Directions: What lines of the data include the string "context"? Copy them all.
### Recorded information
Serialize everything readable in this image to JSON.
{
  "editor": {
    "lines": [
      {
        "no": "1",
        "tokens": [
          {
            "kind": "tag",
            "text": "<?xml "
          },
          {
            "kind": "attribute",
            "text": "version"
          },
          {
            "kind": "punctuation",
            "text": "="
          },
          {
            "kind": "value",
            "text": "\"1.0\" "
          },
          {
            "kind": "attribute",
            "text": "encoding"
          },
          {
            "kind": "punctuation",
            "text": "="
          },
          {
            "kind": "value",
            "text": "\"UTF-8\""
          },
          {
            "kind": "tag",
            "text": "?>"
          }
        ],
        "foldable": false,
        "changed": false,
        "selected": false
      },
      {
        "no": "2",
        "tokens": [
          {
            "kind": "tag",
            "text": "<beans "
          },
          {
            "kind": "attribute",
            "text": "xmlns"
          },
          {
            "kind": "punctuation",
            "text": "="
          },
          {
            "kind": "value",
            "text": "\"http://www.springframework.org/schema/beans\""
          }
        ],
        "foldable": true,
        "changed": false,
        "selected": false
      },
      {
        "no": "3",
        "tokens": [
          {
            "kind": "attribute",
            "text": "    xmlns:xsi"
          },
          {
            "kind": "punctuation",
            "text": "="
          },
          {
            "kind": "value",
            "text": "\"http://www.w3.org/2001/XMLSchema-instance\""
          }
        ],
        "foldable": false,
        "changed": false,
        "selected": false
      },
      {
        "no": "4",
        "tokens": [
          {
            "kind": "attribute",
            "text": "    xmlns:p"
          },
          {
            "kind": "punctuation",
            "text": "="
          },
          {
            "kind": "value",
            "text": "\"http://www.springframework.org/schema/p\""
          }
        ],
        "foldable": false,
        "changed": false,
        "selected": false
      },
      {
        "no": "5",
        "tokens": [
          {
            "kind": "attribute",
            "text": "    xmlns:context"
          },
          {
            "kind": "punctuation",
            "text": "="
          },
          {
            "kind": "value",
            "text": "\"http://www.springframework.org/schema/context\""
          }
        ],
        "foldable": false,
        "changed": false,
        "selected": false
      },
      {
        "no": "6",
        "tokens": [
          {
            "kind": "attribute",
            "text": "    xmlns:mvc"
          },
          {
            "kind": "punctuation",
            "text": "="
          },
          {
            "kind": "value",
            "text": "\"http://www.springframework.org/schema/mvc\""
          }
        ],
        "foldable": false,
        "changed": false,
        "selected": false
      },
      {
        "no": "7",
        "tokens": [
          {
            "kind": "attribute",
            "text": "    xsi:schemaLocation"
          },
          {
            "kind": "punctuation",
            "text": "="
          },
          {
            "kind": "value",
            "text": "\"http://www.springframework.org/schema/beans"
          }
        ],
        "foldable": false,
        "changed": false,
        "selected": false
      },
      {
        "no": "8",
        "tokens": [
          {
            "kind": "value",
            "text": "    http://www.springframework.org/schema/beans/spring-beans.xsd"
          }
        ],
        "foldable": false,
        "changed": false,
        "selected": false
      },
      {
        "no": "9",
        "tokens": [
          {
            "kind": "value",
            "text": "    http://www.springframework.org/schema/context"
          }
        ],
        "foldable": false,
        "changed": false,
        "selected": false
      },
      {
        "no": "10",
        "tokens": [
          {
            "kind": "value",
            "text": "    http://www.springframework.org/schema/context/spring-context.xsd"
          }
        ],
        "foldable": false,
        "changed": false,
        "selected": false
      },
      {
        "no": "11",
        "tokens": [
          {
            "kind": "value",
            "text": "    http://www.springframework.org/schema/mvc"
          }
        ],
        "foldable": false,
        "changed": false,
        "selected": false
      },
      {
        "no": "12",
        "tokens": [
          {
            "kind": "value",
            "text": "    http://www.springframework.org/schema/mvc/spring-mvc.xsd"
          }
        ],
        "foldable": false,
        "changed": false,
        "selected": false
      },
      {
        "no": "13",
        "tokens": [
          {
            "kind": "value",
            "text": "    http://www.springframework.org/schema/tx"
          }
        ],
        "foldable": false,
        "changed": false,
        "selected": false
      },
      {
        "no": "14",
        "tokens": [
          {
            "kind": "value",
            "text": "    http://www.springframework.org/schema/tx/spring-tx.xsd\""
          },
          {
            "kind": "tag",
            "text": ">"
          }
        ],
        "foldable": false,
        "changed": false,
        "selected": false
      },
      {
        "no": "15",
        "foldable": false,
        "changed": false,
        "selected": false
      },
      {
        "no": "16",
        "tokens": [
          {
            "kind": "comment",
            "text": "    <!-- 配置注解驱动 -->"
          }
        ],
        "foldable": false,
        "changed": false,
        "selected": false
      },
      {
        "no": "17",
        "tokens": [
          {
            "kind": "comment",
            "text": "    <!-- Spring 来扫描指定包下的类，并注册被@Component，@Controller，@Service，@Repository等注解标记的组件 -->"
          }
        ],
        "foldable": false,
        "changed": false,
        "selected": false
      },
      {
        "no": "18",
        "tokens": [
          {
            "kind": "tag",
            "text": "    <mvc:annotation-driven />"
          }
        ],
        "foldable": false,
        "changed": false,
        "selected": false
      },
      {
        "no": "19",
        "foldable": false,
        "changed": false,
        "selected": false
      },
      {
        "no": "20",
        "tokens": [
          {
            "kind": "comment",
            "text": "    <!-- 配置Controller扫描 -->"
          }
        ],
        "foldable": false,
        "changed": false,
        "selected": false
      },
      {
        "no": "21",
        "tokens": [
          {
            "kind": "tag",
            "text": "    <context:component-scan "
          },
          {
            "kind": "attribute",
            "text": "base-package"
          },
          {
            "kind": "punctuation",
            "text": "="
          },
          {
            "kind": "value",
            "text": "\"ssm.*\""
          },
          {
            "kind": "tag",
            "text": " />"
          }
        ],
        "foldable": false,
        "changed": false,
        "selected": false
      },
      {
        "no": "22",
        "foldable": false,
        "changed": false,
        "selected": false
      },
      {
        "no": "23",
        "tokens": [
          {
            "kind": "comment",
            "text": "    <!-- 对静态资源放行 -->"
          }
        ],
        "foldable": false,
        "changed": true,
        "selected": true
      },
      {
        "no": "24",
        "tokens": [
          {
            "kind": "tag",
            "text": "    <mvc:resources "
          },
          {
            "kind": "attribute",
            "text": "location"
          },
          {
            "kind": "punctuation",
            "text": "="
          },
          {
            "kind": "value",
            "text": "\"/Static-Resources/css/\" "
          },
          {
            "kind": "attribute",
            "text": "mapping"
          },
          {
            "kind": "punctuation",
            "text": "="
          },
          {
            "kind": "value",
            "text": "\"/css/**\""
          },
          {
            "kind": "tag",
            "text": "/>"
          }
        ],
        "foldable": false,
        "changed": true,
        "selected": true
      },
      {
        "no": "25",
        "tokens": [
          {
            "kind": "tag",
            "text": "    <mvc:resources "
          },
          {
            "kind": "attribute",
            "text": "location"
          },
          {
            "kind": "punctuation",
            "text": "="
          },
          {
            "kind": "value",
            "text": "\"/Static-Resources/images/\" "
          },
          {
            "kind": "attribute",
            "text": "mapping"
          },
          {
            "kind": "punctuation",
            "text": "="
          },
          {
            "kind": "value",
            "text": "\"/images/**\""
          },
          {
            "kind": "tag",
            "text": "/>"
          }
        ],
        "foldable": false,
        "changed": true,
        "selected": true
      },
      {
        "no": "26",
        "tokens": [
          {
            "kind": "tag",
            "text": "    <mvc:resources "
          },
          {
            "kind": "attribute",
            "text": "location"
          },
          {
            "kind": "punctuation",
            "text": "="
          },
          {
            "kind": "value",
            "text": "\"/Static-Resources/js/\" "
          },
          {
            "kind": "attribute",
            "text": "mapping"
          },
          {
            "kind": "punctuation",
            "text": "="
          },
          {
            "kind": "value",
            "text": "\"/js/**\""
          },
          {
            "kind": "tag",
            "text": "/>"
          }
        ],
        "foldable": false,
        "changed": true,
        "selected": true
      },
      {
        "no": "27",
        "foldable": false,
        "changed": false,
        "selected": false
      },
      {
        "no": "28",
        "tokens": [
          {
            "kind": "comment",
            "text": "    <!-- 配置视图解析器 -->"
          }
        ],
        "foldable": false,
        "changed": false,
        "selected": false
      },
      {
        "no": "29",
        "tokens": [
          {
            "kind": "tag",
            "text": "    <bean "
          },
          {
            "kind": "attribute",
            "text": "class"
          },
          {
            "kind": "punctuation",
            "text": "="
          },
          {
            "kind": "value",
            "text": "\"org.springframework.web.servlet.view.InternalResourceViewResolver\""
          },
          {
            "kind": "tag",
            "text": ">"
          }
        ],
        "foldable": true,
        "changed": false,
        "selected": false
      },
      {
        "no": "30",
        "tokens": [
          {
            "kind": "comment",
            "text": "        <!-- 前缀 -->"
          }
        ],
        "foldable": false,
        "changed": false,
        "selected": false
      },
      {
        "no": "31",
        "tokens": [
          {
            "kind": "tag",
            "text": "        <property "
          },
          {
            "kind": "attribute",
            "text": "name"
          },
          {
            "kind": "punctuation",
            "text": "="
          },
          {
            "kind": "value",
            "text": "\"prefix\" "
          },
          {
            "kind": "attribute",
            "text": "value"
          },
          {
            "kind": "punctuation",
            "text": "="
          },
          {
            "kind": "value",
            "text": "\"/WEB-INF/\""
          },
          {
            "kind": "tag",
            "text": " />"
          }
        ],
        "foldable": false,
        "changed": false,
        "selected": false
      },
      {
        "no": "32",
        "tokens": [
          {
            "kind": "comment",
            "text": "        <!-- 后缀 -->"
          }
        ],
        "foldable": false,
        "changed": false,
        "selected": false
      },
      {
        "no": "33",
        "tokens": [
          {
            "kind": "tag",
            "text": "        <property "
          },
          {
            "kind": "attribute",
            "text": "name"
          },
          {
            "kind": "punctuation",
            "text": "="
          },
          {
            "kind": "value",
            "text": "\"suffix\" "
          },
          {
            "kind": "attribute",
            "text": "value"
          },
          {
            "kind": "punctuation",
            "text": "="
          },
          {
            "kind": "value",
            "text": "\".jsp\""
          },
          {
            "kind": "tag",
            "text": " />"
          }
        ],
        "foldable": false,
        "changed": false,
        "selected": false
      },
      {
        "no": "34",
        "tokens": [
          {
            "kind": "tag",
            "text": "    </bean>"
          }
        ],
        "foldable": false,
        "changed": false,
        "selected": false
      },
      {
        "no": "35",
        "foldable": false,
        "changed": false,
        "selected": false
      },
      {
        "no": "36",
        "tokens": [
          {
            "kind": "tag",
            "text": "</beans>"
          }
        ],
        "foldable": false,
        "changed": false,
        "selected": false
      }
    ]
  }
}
######
Exercise answer:
            "text": "    xmlns:context"
            "text": "\"http://www.springframework.org/schema/context\""
            "text": "    http://www.springframework.org/schema/context"
            "text": "    http://www.springframework.org/schema/context/spring-context.xsd"
            "text": "    <context:component-scan "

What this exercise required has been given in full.